EXERCISE PROMPT: List all the lines in these records that hold "reins".
::::
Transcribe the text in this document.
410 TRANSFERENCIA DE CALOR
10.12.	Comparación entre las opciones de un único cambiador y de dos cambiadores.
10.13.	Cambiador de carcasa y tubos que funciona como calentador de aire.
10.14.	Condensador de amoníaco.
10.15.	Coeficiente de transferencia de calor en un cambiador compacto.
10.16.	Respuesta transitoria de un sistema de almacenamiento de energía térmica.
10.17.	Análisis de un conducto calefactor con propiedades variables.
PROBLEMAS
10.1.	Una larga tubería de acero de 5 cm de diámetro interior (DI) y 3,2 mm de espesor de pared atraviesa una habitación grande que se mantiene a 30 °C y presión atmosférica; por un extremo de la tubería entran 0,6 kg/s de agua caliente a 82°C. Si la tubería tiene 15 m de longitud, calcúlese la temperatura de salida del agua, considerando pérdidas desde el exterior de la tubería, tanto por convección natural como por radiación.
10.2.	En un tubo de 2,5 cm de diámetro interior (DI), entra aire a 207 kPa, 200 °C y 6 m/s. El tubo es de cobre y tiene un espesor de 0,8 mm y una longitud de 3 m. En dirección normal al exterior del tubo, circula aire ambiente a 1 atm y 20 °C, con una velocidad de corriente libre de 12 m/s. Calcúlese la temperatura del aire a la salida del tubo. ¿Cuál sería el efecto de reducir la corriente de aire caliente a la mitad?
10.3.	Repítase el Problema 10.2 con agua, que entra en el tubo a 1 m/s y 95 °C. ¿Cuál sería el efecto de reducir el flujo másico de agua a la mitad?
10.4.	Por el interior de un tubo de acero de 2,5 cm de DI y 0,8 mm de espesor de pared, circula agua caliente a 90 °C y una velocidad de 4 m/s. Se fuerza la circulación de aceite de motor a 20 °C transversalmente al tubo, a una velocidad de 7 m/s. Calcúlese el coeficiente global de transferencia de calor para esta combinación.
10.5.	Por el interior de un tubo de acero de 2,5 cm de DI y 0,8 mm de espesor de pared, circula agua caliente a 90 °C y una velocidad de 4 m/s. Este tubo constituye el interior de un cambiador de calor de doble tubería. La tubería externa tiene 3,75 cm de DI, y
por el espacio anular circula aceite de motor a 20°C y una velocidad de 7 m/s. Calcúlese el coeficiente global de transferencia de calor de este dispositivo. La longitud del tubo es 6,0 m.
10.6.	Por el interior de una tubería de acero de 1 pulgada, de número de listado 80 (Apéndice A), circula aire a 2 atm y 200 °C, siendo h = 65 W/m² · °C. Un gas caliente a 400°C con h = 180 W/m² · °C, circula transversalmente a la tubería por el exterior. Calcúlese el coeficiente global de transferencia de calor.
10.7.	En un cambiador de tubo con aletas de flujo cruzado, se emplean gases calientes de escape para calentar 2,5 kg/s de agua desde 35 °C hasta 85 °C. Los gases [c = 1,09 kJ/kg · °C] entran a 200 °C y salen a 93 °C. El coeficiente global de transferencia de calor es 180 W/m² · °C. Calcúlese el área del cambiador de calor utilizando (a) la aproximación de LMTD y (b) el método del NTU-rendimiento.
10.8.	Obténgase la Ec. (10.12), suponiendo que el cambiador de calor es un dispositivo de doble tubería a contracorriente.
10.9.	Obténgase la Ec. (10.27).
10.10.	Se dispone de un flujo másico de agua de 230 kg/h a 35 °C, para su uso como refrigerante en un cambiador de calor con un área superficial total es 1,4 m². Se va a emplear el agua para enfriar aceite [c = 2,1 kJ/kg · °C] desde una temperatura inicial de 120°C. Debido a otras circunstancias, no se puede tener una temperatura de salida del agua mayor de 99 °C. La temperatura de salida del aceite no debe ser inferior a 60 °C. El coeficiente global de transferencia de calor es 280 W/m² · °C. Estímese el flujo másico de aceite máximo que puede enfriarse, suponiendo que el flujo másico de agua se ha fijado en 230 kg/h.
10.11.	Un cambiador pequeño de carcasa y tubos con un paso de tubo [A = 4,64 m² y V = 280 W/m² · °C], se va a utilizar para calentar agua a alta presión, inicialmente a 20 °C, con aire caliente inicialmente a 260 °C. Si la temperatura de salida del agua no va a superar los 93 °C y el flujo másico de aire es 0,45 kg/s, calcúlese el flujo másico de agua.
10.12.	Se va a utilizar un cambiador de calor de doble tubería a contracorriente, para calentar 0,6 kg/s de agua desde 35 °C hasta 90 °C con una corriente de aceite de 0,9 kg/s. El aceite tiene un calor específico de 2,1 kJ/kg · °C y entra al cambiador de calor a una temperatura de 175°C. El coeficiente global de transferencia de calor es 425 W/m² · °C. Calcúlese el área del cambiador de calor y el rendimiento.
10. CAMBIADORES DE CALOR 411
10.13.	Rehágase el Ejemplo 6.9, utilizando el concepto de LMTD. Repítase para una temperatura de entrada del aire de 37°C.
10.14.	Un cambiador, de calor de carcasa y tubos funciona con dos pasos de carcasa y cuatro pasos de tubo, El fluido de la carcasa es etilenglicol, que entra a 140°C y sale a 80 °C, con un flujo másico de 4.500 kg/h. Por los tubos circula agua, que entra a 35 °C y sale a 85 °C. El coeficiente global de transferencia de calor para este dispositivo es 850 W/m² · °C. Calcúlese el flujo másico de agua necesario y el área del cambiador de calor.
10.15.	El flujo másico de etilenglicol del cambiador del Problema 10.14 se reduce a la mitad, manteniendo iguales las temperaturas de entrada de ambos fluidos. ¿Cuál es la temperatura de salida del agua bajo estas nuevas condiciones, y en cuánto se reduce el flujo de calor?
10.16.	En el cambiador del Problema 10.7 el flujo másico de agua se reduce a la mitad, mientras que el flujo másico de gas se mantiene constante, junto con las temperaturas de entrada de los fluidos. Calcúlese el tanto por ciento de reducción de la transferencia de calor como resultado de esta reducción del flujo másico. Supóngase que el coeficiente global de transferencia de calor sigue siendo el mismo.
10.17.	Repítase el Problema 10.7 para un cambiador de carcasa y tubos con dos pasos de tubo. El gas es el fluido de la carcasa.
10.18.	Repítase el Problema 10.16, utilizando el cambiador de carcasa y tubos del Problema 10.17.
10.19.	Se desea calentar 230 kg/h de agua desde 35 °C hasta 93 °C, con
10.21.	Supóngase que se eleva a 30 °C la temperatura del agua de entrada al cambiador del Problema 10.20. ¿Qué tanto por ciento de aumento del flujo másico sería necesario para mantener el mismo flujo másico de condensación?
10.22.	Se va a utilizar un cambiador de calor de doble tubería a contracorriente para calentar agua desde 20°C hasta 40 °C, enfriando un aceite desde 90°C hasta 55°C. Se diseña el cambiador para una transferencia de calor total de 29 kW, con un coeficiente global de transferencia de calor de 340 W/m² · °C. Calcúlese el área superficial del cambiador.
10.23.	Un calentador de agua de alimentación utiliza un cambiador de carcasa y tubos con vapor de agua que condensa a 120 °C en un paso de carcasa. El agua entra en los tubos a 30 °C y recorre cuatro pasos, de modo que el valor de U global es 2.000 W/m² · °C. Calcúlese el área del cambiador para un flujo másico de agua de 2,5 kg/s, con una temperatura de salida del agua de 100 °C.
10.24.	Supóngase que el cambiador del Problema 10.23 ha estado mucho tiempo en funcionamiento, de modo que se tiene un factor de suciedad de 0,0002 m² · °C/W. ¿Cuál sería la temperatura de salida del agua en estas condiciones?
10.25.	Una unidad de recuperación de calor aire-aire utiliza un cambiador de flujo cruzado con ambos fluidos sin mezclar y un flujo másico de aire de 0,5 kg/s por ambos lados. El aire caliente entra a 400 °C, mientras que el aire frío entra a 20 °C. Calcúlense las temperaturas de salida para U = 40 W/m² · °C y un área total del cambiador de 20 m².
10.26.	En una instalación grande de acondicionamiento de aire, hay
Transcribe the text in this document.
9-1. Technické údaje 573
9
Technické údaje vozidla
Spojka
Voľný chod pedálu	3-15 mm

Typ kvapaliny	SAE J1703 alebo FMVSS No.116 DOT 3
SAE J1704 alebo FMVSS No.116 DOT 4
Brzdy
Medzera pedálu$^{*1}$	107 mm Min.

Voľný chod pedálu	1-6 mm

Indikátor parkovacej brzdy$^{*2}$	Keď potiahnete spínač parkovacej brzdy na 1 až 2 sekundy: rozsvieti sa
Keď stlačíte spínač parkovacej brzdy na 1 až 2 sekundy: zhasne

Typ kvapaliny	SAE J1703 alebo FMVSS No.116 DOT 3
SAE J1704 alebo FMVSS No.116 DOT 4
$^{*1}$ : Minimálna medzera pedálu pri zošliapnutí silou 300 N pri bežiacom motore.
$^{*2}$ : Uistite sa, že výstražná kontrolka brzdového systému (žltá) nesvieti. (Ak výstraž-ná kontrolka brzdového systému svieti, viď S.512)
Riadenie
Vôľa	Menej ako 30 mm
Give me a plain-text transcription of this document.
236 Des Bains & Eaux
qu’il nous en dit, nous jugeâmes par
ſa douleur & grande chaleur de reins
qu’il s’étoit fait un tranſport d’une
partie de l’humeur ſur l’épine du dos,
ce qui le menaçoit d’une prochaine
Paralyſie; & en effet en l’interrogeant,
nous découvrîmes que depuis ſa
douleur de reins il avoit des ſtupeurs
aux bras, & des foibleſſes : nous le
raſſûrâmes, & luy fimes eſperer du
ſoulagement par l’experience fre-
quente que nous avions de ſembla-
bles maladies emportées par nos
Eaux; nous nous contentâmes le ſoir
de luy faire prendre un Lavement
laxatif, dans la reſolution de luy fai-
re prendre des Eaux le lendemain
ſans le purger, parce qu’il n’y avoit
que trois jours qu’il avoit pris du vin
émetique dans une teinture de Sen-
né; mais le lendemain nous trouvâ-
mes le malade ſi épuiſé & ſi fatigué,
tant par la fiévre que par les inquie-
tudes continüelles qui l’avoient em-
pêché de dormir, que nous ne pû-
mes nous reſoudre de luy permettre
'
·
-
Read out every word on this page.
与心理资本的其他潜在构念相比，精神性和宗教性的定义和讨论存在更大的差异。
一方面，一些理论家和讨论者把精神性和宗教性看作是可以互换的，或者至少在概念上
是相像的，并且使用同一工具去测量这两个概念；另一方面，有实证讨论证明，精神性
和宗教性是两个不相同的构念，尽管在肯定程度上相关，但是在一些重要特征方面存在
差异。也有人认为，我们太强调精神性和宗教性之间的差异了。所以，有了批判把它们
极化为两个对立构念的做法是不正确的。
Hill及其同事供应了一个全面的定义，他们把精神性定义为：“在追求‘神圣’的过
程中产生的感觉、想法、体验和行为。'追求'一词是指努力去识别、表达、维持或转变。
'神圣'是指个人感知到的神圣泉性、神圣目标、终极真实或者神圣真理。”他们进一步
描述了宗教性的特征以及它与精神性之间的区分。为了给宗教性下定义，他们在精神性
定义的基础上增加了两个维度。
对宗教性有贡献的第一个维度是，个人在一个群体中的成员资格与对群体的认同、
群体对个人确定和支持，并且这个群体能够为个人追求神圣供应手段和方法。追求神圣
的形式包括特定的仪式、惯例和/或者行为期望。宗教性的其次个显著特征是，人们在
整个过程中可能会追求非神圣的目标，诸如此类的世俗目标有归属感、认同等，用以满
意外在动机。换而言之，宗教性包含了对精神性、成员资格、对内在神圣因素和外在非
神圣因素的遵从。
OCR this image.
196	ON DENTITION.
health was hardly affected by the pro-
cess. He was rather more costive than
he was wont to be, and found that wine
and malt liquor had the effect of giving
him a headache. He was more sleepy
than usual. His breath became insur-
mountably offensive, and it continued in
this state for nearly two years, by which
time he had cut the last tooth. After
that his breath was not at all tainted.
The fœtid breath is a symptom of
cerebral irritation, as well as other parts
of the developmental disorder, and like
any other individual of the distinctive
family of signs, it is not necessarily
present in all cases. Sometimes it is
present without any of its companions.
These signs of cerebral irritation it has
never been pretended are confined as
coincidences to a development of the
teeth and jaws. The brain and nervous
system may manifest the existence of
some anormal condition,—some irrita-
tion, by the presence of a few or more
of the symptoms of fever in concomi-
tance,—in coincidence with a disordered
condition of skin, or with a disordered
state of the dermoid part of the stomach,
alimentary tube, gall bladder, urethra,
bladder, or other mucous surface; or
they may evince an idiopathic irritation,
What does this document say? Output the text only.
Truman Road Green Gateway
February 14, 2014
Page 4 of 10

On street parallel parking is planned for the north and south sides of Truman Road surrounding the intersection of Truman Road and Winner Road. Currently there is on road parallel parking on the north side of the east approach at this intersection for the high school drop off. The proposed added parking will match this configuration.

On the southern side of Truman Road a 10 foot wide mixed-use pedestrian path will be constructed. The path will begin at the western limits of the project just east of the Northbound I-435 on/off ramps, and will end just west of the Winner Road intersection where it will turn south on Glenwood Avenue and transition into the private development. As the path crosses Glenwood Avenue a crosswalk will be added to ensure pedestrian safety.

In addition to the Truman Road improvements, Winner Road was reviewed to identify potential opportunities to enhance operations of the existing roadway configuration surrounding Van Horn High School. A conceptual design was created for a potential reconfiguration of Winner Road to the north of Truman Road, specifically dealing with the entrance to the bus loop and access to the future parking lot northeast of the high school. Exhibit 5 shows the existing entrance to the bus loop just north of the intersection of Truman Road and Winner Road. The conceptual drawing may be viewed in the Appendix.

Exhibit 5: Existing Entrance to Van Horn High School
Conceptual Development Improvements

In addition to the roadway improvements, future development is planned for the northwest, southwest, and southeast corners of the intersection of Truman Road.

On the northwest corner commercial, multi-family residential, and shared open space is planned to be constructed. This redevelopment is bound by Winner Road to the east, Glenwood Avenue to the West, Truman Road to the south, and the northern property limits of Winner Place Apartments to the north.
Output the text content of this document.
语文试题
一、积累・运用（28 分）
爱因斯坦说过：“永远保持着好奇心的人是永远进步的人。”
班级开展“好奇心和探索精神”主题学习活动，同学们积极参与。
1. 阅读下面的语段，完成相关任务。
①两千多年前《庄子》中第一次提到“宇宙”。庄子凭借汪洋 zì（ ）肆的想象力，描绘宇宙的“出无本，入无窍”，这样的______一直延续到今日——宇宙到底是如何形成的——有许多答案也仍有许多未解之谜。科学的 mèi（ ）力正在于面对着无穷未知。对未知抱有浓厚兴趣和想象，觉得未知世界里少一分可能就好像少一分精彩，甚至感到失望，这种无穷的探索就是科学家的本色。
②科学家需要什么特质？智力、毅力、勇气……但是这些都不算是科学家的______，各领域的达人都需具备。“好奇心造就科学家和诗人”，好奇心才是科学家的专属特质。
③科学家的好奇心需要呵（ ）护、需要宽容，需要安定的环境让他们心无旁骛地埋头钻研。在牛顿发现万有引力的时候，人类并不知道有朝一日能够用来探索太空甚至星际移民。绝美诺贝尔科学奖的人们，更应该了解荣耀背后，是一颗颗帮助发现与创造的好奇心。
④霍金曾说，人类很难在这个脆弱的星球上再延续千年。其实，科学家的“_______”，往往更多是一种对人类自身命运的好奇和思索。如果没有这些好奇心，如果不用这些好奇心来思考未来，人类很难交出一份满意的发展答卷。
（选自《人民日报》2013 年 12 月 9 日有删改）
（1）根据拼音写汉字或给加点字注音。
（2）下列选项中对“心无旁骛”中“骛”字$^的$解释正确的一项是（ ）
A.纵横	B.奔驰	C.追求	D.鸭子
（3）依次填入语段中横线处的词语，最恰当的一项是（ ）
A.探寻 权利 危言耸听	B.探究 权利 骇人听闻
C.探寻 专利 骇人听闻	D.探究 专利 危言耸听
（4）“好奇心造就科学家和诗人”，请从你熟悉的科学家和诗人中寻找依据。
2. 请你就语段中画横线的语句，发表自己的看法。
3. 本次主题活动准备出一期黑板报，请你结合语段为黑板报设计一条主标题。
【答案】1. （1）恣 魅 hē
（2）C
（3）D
::::
FULL RESPONSE:
ſa douleur & grande chaleur de reins
douleur de reins il avoit des ſtupeurs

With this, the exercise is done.